= Goal =
Write out the rows below line for line, identical to the original, leaving out the pictures.

Element boundary rows:

====

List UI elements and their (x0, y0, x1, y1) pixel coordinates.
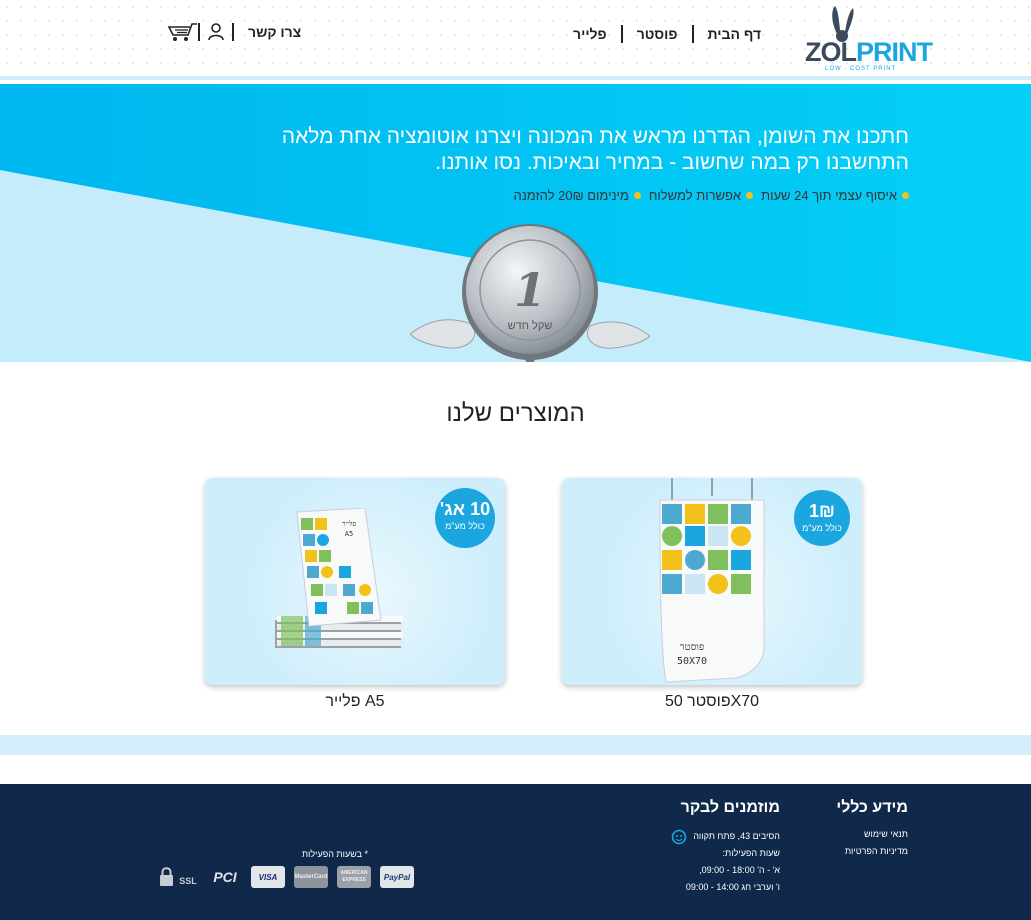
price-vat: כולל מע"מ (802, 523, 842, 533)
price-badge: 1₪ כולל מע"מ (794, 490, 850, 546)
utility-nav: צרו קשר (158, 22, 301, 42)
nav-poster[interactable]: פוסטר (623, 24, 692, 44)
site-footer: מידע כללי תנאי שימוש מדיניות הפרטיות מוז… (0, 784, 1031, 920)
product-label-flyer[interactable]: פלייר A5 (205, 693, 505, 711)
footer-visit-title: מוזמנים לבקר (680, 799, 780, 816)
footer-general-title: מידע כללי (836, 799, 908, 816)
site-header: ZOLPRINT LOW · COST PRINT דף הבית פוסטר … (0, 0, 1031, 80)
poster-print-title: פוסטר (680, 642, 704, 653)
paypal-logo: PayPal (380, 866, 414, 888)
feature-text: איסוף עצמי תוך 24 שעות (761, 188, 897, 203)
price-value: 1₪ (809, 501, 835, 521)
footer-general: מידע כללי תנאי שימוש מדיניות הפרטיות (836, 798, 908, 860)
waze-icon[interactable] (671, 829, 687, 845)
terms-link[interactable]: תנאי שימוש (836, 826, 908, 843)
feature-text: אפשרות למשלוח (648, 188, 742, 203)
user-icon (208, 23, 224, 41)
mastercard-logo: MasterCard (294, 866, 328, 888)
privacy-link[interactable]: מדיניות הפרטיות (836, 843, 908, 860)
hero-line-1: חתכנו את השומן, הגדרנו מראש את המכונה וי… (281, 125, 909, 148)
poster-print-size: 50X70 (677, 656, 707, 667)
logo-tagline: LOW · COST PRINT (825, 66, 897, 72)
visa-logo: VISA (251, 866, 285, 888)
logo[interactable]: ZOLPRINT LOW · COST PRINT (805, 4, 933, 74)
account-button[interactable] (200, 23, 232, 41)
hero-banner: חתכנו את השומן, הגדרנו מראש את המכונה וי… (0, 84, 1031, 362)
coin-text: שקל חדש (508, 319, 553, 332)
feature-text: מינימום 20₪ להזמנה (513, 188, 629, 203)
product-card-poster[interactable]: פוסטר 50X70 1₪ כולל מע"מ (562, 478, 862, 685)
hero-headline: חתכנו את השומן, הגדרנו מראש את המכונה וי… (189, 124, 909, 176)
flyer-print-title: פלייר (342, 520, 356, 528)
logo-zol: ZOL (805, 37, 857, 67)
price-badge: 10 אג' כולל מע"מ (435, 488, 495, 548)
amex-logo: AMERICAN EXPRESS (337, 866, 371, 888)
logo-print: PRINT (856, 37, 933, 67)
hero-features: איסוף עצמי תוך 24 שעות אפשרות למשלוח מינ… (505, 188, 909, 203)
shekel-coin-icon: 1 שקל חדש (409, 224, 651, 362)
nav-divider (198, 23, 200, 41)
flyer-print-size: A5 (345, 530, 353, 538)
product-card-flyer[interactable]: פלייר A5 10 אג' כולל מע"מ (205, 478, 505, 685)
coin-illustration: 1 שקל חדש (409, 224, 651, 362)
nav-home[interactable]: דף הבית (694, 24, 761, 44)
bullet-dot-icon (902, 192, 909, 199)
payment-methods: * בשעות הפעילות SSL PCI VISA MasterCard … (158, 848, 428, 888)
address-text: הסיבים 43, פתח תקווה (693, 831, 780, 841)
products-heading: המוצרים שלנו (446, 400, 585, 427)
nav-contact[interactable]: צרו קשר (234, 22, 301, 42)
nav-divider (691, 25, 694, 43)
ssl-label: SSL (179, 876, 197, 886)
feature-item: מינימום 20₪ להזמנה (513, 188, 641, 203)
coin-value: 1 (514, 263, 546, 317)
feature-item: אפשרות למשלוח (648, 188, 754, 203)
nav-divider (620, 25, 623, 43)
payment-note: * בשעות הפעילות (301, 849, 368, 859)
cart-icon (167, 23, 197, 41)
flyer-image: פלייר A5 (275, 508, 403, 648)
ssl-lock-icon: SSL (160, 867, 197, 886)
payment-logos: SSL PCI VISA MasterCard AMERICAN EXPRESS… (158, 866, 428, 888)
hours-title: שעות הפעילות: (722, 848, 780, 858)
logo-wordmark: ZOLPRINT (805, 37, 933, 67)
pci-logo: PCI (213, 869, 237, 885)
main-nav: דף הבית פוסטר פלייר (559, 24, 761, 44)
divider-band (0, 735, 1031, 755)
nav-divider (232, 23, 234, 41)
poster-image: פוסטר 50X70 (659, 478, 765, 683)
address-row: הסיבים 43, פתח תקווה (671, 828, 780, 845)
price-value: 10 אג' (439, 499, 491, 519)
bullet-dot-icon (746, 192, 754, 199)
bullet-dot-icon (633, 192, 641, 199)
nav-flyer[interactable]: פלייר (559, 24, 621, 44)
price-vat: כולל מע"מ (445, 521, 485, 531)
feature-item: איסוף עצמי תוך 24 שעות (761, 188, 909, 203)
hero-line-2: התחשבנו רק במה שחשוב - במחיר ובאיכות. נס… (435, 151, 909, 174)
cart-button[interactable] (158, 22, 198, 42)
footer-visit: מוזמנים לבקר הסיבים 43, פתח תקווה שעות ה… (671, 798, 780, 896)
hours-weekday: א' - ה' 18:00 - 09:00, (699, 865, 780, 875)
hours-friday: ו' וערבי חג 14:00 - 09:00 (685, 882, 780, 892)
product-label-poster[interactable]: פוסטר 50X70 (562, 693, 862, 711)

====

= Result of this exercise =
List UI elements and their (x0, y0, x1, y1) pixel coordinates.
price-vat: כולל מע"מ (802, 523, 842, 533)
price-badge: 1₪ כולל מע"מ (794, 490, 850, 546)
utility-nav: צרו קשר (158, 22, 301, 42)
nav-poster[interactable]: פוסטר (623, 24, 692, 44)
site-footer: מידע כללי תנאי שימוש מדיניות הפרטיות מוז… (0, 784, 1031, 920)
product-label-flyer[interactable]: פלייר A5 (205, 693, 505, 711)
footer-visit-title: מוזמנים לבקר (680, 799, 780, 816)
footer-general-title: מידע כללי (836, 799, 908, 816)
site-header: ZOLPRINT LOW · COST PRINT דף הבית פוסטר … (0, 0, 1031, 80)
poster-print-title: פוסטר (680, 642, 704, 653)
paypal-logo: PayPal (380, 866, 414, 888)
feature-text: איסוף עצמי תוך 24 שעות (761, 188, 897, 203)
price-value: 1₪ (809, 501, 835, 521)
footer-general: מידע כללי תנאי שימוש מדיניות הפרטיות (836, 798, 908, 860)
waze-icon[interactable] (671, 829, 687, 845)
terms-link[interactable]: תנאי שימוש (836, 826, 908, 843)
feature-text: אפשרות למשלוח (648, 188, 742, 203)
user-icon (208, 23, 224, 41)
mastercard-logo: MasterCard (294, 866, 328, 888)
privacy-link[interactable]: מדיניות הפרטיות (836, 843, 908, 860)
hero-line-1: חתכנו את השומן, הגדרנו מראש את המכונה וי… (281, 125, 909, 148)
poster-print-size: 50X70 (677, 656, 707, 667)
logo-tagline: LOW · COST PRINT (825, 66, 897, 72)
visa-logo: VISA (251, 866, 285, 888)
logo[interactable]: ZOLPRINT LOW · COST PRINT (805, 4, 933, 74)
account-button[interactable] (200, 23, 232, 41)
hero-banner: חתכנו את השומן, הגדרנו מראש את המכונה וי… (0, 84, 1031, 362)
coin-text: שקל חדש (508, 319, 553, 332)
feature-text: מינימום 20₪ להזמנה (513, 188, 629, 203)
product-card-poster[interactable]: פוסטר 50X70 1₪ כולל מע"מ (562, 478, 862, 685)
hero-headline: חתכנו את השומן, הגדרנו מראש את המכונה וי… (189, 124, 909, 176)
flyer-print-title: פלייר (342, 520, 356, 528)
logo-zol: ZOL (805, 37, 857, 67)
price-badge: 10 אג' כולל מע"מ (435, 488, 495, 548)
amex-logo: AMERICAN EXPRESS (337, 866, 371, 888)
logo-print: PRINT (856, 37, 933, 67)
hero-features: איסוף עצמי תוך 24 שעות אפשרות למשלוח מינ… (505, 188, 909, 203)
shekel-coin-icon: 1 שקל חדש (409, 224, 651, 362)
nav-divider (198, 23, 200, 41)
flyer-print-size: A5 (345, 530, 353, 538)
product-card-flyer[interactable]: פלייר A5 10 אג' כולל מע"מ (205, 478, 505, 685)
coin-illustration: 1 שקל חדש (409, 224, 651, 362)
nav-home[interactable]: דף הבית (694, 24, 761, 44)
bullet-dot-icon (902, 192, 909, 199)
payment-methods: * בשעות הפעילות SSL PCI VISA MasterCard … (158, 848, 428, 888)
address-text: הסיבים 43, פתח תקווה (693, 831, 780, 841)
products-heading: המוצרים שלנו (446, 400, 585, 427)
nav-contact[interactable]: צרו קשר (234, 22, 301, 42)
nav-divider (691, 25, 694, 43)
ssl-label: SSL (179, 876, 197, 886)
feature-item: מינימום 20₪ להזמנה (513, 188, 641, 203)
coin-value: 1 (514, 263, 546, 317)
feature-item: אפשרות למשלוח (648, 188, 754, 203)
nav-divider (620, 25, 623, 43)
payment-note: * בשעות הפעילות (301, 849, 368, 859)
cart-icon (167, 23, 197, 41)
flyer-image: פלייר A5 (275, 508, 403, 648)
ssl-lock-icon: SSL (160, 867, 197, 886)
payment-logos: SSL PCI VISA MasterCard AMERICAN EXPRESS… (158, 866, 428, 888)
hours-title: שעות הפעילות: (722, 848, 780, 858)
logo-wordmark: ZOLPRINT (805, 37, 933, 67)
pci-logo: PCI (213, 869, 237, 885)
main-nav: דף הבית פוסטר פלייר (559, 24, 761, 44)
divider-band (0, 735, 1031, 755)
nav-divider (232, 23, 234, 41)
poster-image: פוסטר 50X70 (659, 478, 765, 683)
address-row: הסיבים 43, פתח תקווה (671, 828, 780, 845)
price-value: 10 אג' (439, 499, 491, 519)
bullet-dot-icon (746, 192, 754, 199)
bullet-dot-icon (633, 192, 641, 199)
nav-flyer[interactable]: פלייר (559, 24, 621, 44)
price-vat: כולל מע"מ (445, 521, 485, 531)
feature-item: איסוף עצמי תוך 24 שעות (761, 188, 909, 203)
hero-line-2: התחשבנו רק במה שחשוב - במחיר ובאיכות. נס… (435, 151, 909, 174)
cart-button[interactable] (158, 22, 198, 42)
footer-visit: מוזמנים לבקר הסיבים 43, פתח תקווה שעות ה… (671, 798, 780, 896)
hours-weekday: א' - ה' 18:00 - 09:00, (699, 865, 780, 875)
hours-friday: ו' וערבי חג 14:00 - 09:00 (685, 882, 780, 892)
product-label-poster[interactable]: פוסטר 50X70 (562, 693, 862, 711)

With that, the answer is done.